▶ _Problem statement_: Please transcribe the records precisely; pictures stay out of your copy.

(Raw records)
*****

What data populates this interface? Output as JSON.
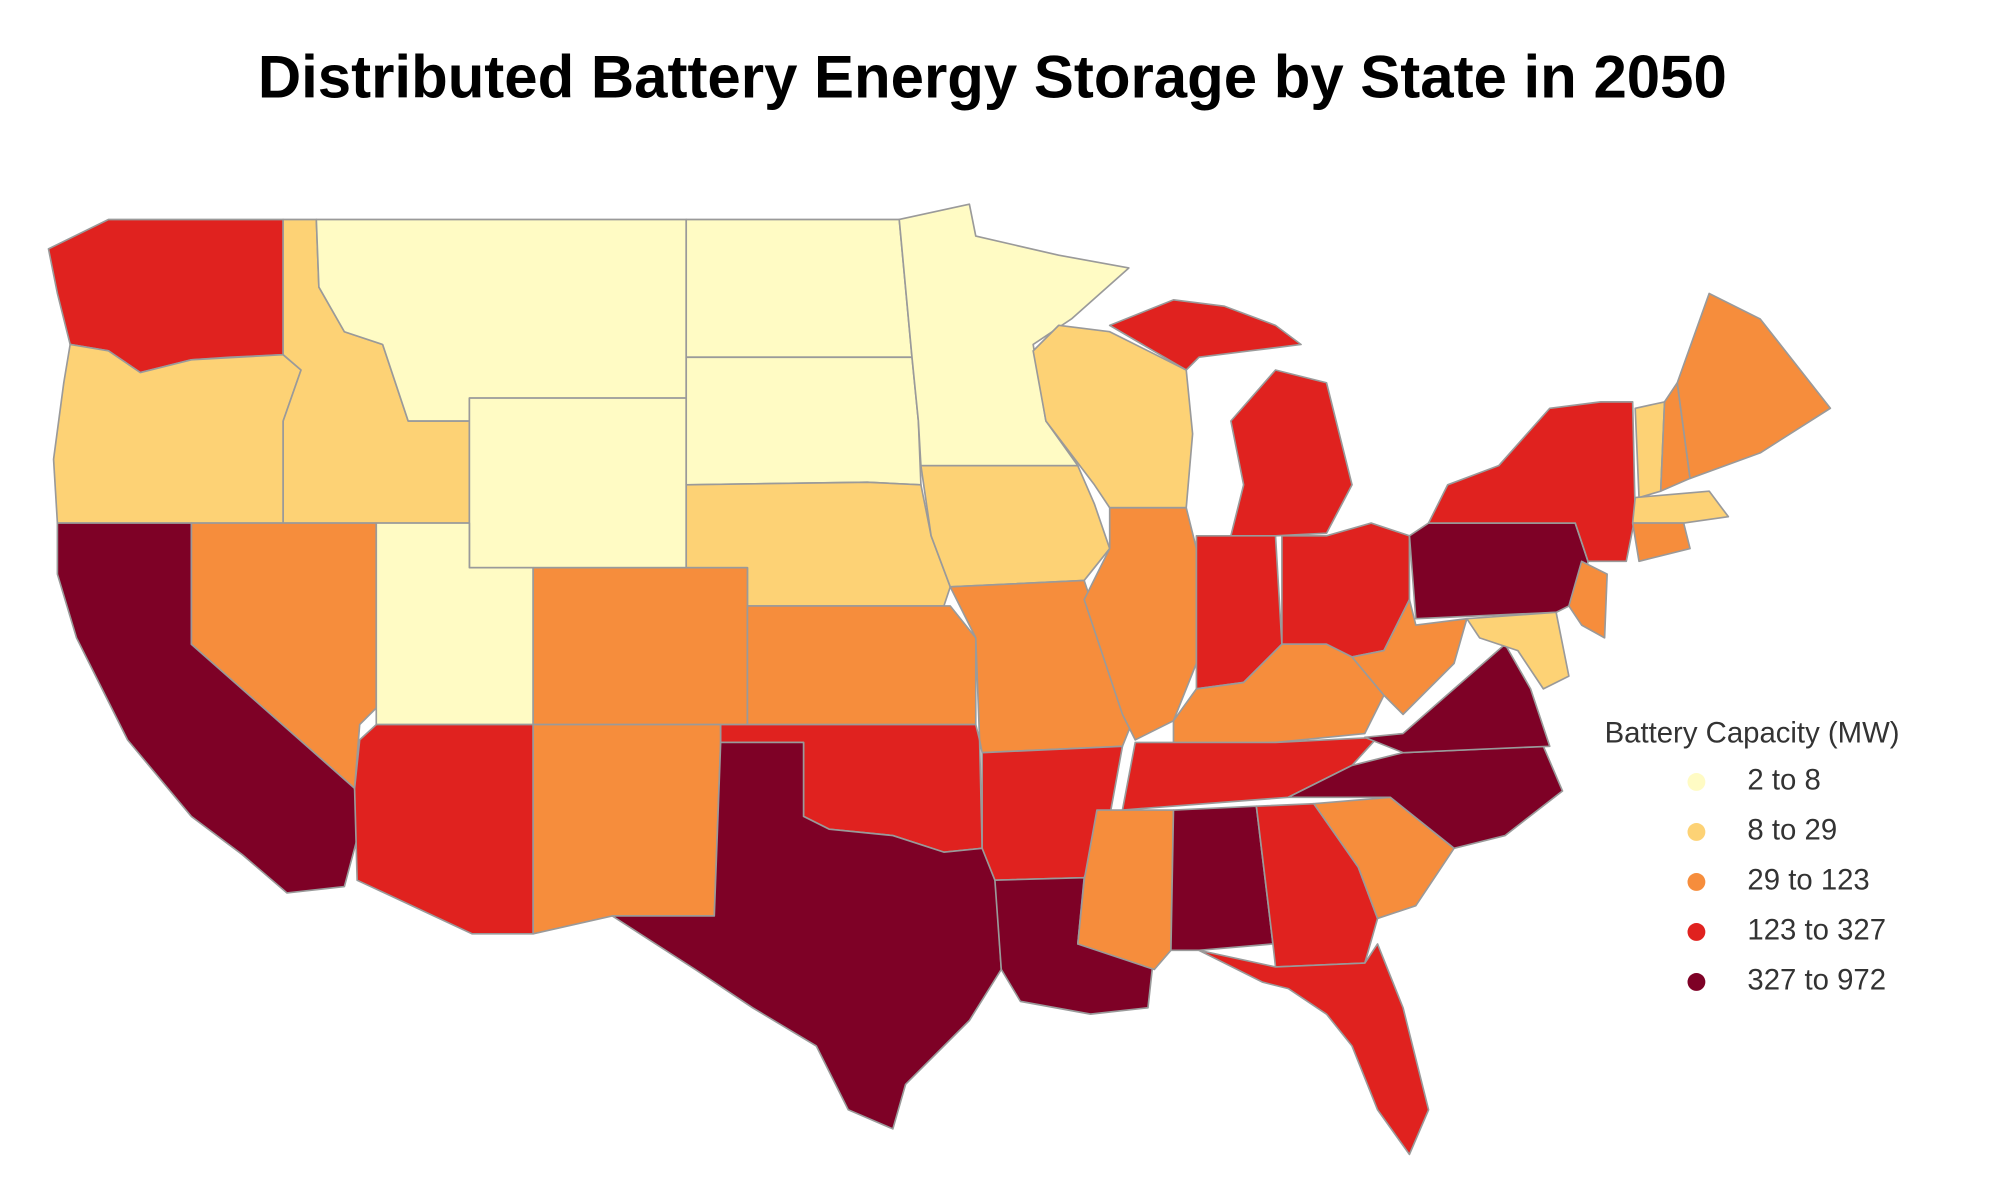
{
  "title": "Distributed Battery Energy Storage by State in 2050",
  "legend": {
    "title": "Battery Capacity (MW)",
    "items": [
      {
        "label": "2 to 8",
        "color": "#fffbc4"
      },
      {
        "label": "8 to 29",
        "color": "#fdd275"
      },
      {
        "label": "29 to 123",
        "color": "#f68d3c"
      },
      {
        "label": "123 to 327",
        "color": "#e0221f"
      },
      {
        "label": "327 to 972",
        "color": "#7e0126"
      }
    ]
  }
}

*****

▶ _Result for this exercise_:
What data populates this interface? Output as JSON.
{
  "title": "Distributed Battery Energy Storage by State in 2050",
  "legend": {
    "title": "Battery Capacity (MW)",
    "items": [
      {
        "label": "2 to 8",
        "color": "#fffbc4"
      },
      {
        "label": "8 to 29",
        "color": "#fdd275"
      },
      {
        "label": "29 to 123",
        "color": "#f68d3c"
      },
      {
        "label": "123 to 327",
        "color": "#e0221f"
      },
      {
        "label": "327 to 972",
        "color": "#7e0126"
      }
    ]
  }
}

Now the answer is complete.